> [What this task involves] Recast each line of the records below as a numbered list, omitting any blank lines.

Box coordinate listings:
------------
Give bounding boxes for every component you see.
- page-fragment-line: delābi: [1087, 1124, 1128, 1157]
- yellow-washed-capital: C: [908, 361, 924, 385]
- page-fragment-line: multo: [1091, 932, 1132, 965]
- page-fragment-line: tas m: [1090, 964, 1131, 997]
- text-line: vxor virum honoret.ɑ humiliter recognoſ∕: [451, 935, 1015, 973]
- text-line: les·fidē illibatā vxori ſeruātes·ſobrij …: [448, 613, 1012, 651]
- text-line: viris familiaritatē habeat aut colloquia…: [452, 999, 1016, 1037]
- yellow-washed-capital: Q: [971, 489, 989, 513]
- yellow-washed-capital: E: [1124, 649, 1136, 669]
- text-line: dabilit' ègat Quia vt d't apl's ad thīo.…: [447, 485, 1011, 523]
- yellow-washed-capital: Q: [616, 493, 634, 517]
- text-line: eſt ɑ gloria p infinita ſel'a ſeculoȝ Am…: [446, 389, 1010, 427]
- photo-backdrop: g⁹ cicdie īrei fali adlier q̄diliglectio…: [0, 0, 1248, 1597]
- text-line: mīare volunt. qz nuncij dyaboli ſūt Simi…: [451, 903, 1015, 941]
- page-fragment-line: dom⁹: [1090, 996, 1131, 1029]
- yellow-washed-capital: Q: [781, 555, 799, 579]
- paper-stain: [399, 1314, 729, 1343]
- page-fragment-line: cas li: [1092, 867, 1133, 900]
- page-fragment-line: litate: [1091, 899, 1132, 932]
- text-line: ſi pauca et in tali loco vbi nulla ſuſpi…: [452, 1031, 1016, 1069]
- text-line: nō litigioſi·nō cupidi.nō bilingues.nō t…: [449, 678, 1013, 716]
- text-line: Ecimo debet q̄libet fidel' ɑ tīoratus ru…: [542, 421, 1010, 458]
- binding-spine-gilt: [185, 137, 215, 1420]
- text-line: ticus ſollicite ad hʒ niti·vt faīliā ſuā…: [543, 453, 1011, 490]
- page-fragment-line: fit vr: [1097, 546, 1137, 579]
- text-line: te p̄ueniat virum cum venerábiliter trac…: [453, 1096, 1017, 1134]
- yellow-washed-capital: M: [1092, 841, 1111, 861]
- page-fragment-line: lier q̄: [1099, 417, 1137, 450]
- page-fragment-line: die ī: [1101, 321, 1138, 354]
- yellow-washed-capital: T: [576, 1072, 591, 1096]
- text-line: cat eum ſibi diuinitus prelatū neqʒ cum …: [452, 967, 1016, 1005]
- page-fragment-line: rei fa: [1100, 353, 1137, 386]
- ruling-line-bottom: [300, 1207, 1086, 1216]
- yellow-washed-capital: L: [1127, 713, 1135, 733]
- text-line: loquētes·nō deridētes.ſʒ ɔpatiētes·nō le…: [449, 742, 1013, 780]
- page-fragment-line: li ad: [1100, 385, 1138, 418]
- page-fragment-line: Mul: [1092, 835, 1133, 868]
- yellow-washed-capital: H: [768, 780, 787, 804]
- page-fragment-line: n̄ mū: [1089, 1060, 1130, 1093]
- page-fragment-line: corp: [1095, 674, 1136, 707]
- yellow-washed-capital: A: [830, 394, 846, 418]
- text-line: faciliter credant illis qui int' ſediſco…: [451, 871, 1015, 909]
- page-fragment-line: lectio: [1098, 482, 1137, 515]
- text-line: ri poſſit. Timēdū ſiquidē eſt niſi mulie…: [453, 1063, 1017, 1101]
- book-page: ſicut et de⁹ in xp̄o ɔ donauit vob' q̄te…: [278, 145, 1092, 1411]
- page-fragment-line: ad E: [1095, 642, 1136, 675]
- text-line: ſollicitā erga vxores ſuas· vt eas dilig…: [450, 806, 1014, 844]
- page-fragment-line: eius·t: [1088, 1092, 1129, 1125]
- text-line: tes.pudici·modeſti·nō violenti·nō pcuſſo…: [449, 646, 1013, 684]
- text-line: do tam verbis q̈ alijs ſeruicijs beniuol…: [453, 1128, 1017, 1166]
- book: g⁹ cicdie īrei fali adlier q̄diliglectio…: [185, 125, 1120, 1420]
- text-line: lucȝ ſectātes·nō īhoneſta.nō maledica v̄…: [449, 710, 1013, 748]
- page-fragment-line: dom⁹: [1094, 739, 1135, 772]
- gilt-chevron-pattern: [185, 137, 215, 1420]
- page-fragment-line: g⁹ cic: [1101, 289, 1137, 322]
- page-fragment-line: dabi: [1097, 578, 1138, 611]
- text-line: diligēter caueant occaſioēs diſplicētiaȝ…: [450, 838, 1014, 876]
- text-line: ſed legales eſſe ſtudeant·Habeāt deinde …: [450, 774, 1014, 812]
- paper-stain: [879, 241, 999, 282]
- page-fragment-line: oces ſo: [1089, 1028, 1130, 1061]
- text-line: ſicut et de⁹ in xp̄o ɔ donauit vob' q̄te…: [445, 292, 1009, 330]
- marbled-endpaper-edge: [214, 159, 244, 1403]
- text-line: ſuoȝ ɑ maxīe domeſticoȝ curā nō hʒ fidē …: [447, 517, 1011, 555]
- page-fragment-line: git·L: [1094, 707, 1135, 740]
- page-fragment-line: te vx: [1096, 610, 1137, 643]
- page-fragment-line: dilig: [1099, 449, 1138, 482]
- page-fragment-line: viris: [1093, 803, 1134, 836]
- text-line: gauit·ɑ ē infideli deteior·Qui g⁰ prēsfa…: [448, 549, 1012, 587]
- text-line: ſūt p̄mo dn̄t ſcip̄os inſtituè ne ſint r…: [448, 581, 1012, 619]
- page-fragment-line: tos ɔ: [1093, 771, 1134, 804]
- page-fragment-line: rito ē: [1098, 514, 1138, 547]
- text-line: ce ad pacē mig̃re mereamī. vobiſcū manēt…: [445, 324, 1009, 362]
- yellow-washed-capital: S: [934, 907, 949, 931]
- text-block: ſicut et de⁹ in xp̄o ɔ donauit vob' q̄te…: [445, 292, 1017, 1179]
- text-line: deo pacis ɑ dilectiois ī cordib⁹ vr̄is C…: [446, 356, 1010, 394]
------------
> [Worked solution]
1. Give bounding boxes for every component you see.
2. - page-fragment-line: delābi: [1087, 1124, 1128, 1157]
3. - yellow-washed-capital: C: [908, 361, 924, 385]
4. - page-fragment-line: multo: [1091, 932, 1132, 965]
5. - page-fragment-line: tas m: [1090, 964, 1131, 997]
6. - text-line: vxor virum honoret.ɑ humiliter recognoſ∕: [451, 935, 1015, 973]
7. - text-line: les·fidē illibatā vxori ſeruātes·ſobrij …: [448, 613, 1012, 651]
8. - text-line: viris familiaritatē habeat aut colloquia…: [452, 999, 1016, 1037]
9. - yellow-washed-capital: Q: [971, 489, 989, 513]
10. - yellow-washed-capital: E: [1124, 649, 1136, 669]
11. - text-line: dabilit' ègat Quia vt d't apl's ad thīo.…: [447, 485, 1011, 523]
12. - yellow-washed-capital: Q: [616, 493, 634, 517]
13. - text-line: eſt ɑ gloria p infinita ſel'a ſeculoȝ Am…: [446, 389, 1010, 427]
14. - photo-backdrop: g⁹ cicdie īrei fali adlier q̄diliglectio…: [0, 0, 1248, 1597]
15. - text-line: mīare volunt. qz nuncij dyaboli ſūt Simi…: [451, 903, 1015, 941]
16. - page-fragment-line: dom⁹: [1090, 996, 1131, 1029]
17. - yellow-washed-capital: Q: [781, 555, 799, 579]
18. - paper-stain: [399, 1314, 729, 1343]
19. - page-fragment-line: cas li: [1092, 867, 1133, 900]
20. - page-fragment-line: litate: [1091, 899, 1132, 932]
21. - text-line: ſi pauca et in tali loco vbi nulla ſuſpi…: [452, 1031, 1016, 1069]
22. - text-line: nō litigioſi·nō cupidi.nō bilingues.nō t…: [449, 678, 1013, 716]
23. - text-line: Ecimo debet q̄libet fidel' ɑ tīoratus ru…: [542, 421, 1010, 458]
24. - binding-spine-gilt: [185, 137, 215, 1420]
25. - text-line: ticus ſollicite ad hʒ niti·vt faīliā ſuā…: [543, 453, 1011, 490]
26. - page-fragment-line: fit vr: [1097, 546, 1137, 579]
27. - text-line: te p̄ueniat virum cum venerábiliter trac…: [453, 1096, 1017, 1134]
28. - yellow-washed-capital: M: [1092, 841, 1111, 861]
29. - page-fragment-line: lier q̄: [1099, 417, 1137, 450]
30. - page-fragment-line: die ī: [1101, 321, 1138, 354]
31. - yellow-washed-capital: T: [576, 1072, 591, 1096]
32. - text-line: cat eum ſibi diuinitus prelatū neqʒ cum …: [452, 967, 1016, 1005]
33. - page-fragment-line: rei fa: [1100, 353, 1137, 386]
34. - ruling-line-bottom: [300, 1207, 1086, 1216]
35. - yellow-washed-capital: L: [1127, 713, 1135, 733]
36. - text-line: loquētes·nō deridētes.ſʒ ɔpatiētes·nō le…: [449, 742, 1013, 780]
37. - page-fragment-line: li ad: [1100, 385, 1138, 418]
38. - page-fragment-line: Mul: [1092, 835, 1133, 868]
39. - yellow-washed-capital: H: [768, 780, 787, 804]
40. - page-fragment-line: n̄ mū: [1089, 1060, 1130, 1093]
41. - page-fragment-line: corp: [1095, 674, 1136, 707]
42. - yellow-washed-capital: A: [830, 394, 846, 418]
43. - text-line: faciliter credant illis qui int' ſediſco…: [451, 871, 1015, 909]
44. - page-fragment-line: lectio: [1098, 482, 1137, 515]
45. - text-line: ri poſſit. Timēdū ſiquidē eſt niſi mulie…: [453, 1063, 1017, 1101]
46. - book-page: ſicut et de⁹ in xp̄o ɔ donauit vob' q̄te…: [278, 145, 1092, 1411]
47. - page-fragment-line: ad E: [1095, 642, 1136, 675]
48. - text-line: ſollicitā erga vxores ſuas· vt eas dilig…: [450, 806, 1014, 844]
49. - page-fragment-line: eius·t: [1088, 1092, 1129, 1125]
50. - text-line: tes.pudici·modeſti·nō violenti·nō pcuſſo…: [449, 646, 1013, 684]
51. - text-line: do tam verbis q̈ alijs ſeruicijs beniuol…: [453, 1128, 1017, 1166]
52. - book: g⁹ cicdie īrei fali adlier q̄diliglectio…: [185, 125, 1120, 1420]
53. - text-line: lucȝ ſectātes·nō īhoneſta.nō maledica v̄…: [449, 710, 1013, 748]
54. - page-fragment-line: dom⁹: [1094, 739, 1135, 772]
55. - gilt-chevron-pattern: [185, 137, 215, 1420]
56. - page-fragment-line: g⁹ cic: [1101, 289, 1137, 322]
57. - page-fragment-line: dabi: [1097, 578, 1138, 611]
58. - text-line: diligēter caueant occaſioēs diſplicētiaȝ…: [450, 838, 1014, 876]
59. - text-line: ſed legales eſſe ſtudeant·Habeāt deinde …: [450, 774, 1014, 812]
60. - paper-stain: [879, 241, 999, 282]
61. - page-fragment-line: oces ſo: [1089, 1028, 1130, 1061]
62. - text-line: ſicut et de⁹ in xp̄o ɔ donauit vob' q̄te…: [445, 292, 1009, 330]
63. - marbled-endpaper-edge: [214, 159, 244, 1403]
64. - text-line: ſuoȝ ɑ maxīe domeſticoȝ curā nō hʒ fidē …: [447, 517, 1011, 555]
65. - page-fragment-line: git·L: [1094, 707, 1135, 740]
66. - page-fragment-line: te vx: [1096, 610, 1137, 643]
67. - page-fragment-line: dilig: [1099, 449, 1138, 482]
68. - page-fragment-line: viris: [1093, 803, 1134, 836]
69. - text-line: gauit·ɑ ē infideli deteior·Qui g⁰ prēsfa…: [448, 549, 1012, 587]
70. - text-line: ſūt p̄mo dn̄t ſcip̄os inſtituè ne ſint r…: [448, 581, 1012, 619]
71. - page-fragment-line: tos ɔ: [1093, 771, 1134, 804]
72. - page-fragment-line: rito ē: [1098, 514, 1138, 547]
73. - text-line: ce ad pacē mig̃re mereamī. vobiſcū manēt…: [445, 324, 1009, 362]
74. - yellow-washed-capital: S: [934, 907, 949, 931]
75. - text-block: ſicut et de⁹ in xp̄o ɔ donauit vob' q̄te…: [445, 292, 1017, 1179]
76. - text-line: deo pacis ɑ dilectiois ī cordib⁹ vr̄is C…: [446, 356, 1010, 394]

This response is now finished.